▸ Challenge
Find the lines containing the word "color" and copy every one of them.

[Chart and figure data]

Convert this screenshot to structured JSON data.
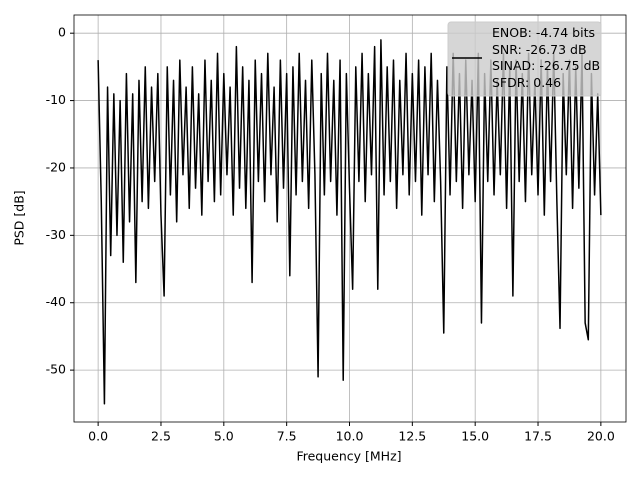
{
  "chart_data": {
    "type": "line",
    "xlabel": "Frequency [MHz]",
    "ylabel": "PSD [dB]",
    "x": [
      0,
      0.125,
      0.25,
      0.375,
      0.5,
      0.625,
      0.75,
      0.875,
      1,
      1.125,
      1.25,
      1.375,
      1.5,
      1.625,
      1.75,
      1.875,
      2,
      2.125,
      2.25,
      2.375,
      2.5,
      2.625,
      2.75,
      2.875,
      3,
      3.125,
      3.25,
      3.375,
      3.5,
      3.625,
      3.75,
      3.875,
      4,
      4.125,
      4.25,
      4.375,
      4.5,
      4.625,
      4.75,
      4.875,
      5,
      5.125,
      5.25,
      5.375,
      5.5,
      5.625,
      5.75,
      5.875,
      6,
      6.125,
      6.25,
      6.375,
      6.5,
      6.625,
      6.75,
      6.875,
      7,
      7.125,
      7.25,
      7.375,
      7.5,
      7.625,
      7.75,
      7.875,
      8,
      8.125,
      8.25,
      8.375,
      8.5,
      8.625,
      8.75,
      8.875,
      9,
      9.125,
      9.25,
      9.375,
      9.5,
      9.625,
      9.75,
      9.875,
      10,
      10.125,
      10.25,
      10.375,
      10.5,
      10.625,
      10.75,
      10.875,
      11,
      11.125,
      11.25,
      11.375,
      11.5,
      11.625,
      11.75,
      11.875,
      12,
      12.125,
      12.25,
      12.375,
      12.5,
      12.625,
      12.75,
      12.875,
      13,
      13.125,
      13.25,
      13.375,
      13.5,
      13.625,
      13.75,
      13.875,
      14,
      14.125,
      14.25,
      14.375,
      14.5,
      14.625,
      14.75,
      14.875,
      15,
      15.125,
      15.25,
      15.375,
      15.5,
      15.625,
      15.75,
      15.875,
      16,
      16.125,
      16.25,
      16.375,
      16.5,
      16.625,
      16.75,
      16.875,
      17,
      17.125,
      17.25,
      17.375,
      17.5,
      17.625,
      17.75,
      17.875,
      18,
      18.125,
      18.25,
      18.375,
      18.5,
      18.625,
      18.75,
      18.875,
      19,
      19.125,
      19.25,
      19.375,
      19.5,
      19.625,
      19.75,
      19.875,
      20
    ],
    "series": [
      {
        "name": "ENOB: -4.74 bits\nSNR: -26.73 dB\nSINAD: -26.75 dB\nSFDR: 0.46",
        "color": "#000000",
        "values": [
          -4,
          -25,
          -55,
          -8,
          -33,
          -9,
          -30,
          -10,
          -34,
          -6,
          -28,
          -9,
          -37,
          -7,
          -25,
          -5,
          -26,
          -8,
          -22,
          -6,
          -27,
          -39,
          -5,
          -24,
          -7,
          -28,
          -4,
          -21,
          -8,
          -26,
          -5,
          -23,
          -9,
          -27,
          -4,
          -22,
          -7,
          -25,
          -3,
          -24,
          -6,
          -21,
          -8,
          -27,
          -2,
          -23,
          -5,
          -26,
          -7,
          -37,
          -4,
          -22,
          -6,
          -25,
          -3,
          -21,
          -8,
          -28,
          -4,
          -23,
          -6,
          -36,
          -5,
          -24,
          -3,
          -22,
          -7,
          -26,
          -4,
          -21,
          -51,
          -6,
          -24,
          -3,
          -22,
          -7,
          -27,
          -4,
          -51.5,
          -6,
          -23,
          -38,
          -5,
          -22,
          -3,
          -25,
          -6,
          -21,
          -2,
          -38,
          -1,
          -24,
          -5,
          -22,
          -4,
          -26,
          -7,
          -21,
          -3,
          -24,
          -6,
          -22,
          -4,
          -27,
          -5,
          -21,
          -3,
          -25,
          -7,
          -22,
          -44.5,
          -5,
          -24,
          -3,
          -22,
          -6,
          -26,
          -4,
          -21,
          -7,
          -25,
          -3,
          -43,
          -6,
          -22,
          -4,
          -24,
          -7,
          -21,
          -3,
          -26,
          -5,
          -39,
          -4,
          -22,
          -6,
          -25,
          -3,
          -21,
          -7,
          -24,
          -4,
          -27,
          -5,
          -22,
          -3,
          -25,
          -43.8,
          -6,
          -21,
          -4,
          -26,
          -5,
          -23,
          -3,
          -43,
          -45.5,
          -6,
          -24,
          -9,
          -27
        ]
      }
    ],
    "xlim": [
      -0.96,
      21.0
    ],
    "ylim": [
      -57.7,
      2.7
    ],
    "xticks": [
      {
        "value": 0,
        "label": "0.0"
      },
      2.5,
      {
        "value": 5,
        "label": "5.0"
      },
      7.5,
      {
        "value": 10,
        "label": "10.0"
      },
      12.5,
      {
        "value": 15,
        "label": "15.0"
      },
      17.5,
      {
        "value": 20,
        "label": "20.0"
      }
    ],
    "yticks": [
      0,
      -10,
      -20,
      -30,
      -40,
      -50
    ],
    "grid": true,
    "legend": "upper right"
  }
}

* * *

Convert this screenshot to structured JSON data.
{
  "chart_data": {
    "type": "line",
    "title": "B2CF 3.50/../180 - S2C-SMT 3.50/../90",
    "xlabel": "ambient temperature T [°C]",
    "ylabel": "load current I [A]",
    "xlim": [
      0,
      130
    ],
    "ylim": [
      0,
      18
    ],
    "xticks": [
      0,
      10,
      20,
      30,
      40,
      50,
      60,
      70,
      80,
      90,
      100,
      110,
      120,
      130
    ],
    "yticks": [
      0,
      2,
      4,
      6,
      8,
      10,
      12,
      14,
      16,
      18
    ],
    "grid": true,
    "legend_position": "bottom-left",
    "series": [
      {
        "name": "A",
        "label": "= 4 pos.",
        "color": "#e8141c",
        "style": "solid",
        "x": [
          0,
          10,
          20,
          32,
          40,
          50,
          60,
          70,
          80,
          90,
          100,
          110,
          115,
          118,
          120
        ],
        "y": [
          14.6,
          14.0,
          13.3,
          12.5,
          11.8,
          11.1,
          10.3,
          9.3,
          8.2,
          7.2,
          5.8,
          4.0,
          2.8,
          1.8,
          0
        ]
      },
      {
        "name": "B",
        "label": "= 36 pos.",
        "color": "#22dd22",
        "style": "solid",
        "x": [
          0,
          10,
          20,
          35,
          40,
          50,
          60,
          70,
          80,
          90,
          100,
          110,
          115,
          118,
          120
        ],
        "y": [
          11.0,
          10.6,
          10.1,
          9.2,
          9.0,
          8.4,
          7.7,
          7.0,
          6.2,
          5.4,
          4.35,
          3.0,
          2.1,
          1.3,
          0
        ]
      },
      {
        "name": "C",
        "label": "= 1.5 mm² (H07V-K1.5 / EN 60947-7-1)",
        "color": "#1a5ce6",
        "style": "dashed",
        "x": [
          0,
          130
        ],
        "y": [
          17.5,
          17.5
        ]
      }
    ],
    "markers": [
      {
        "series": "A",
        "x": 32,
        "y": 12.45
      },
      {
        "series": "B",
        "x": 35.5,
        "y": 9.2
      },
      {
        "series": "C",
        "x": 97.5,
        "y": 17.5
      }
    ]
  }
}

▸ Correct output
        "color": "#000000",
        "color": "#e8141c",
        "color": "#22dd22",
        "color": "#1a5ce6",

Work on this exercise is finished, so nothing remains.